What the task requires: Using the listing below, extract each line that has the word "icon" in it.

Stored records:
---*---

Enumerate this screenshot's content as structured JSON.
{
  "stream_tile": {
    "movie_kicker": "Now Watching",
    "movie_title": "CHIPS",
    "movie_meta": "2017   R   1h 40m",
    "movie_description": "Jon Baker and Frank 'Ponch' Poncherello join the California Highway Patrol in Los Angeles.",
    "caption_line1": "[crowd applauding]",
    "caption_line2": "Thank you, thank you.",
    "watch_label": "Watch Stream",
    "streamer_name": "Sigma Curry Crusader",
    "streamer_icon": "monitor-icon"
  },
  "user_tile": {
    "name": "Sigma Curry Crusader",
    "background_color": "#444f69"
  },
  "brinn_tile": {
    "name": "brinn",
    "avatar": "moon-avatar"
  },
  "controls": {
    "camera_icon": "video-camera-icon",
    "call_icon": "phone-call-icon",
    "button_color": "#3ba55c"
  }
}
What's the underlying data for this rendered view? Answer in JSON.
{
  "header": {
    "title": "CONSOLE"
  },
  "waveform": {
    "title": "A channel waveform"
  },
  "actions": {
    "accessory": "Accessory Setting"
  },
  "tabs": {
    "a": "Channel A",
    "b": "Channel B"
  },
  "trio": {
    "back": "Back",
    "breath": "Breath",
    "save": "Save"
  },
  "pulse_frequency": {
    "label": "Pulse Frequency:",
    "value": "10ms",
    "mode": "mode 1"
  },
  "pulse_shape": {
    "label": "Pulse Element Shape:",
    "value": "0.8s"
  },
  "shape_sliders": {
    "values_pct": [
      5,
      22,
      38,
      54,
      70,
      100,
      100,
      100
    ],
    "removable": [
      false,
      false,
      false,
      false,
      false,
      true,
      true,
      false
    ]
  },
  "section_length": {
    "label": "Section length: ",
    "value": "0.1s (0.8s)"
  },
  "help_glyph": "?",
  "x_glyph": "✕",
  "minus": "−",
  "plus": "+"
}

---*---

Complete answer:
    "streamer_icon": "monitor-icon"
    "camera_icon": "video-camera-icon",
    "call_icon": "phone-call-icon",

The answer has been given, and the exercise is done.